# [GIVEN INSTRUCTION]
Locate and copy each line in the data that contains the word "vortices".

# [RAW RECORDS]
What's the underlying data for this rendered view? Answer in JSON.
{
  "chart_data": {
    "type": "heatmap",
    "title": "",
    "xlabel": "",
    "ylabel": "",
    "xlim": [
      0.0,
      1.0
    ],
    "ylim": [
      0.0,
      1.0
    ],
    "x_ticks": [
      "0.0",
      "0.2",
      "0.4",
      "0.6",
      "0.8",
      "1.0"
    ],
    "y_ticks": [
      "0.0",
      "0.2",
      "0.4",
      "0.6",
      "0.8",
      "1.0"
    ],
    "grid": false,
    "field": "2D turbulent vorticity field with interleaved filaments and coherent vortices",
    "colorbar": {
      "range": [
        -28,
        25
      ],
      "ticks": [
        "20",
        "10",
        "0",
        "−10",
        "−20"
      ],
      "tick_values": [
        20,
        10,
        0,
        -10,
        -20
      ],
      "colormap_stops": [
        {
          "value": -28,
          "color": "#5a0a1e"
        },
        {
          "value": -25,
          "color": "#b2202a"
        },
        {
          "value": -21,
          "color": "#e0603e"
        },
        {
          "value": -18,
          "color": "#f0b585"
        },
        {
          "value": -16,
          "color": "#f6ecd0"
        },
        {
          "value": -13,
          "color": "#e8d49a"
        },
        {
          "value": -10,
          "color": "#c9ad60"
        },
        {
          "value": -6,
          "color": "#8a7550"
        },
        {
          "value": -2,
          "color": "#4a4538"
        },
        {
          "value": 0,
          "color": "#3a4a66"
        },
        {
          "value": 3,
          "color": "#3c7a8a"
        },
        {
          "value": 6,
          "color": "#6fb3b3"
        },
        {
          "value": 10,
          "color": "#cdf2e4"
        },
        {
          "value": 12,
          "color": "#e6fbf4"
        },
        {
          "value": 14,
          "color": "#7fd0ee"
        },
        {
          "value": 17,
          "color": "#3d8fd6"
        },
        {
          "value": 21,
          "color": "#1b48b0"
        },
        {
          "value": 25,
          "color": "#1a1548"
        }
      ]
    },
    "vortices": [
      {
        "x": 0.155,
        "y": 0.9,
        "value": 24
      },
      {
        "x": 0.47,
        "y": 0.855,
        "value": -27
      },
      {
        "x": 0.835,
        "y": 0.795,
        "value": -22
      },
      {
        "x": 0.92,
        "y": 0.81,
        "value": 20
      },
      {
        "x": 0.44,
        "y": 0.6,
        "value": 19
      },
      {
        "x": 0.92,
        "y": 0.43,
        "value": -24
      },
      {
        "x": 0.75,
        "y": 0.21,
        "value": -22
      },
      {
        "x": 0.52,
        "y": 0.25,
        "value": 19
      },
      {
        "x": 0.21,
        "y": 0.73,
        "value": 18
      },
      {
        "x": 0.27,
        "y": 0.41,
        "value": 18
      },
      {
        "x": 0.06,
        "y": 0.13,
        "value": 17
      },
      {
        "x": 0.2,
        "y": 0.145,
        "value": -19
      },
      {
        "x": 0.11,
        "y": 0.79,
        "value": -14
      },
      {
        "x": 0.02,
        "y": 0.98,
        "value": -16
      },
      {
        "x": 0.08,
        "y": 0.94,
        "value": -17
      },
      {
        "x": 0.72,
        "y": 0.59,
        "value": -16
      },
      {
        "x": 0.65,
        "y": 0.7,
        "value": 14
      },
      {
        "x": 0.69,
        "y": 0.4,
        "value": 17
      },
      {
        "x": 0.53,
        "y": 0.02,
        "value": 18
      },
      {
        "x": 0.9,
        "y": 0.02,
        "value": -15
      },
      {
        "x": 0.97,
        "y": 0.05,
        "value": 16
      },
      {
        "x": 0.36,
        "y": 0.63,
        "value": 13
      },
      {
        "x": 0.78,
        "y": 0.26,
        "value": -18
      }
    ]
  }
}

# [OUTPUT]
    "field": "2D turbulent vorticity field with interleaved filaments and coherent vortices",
    "vortices": [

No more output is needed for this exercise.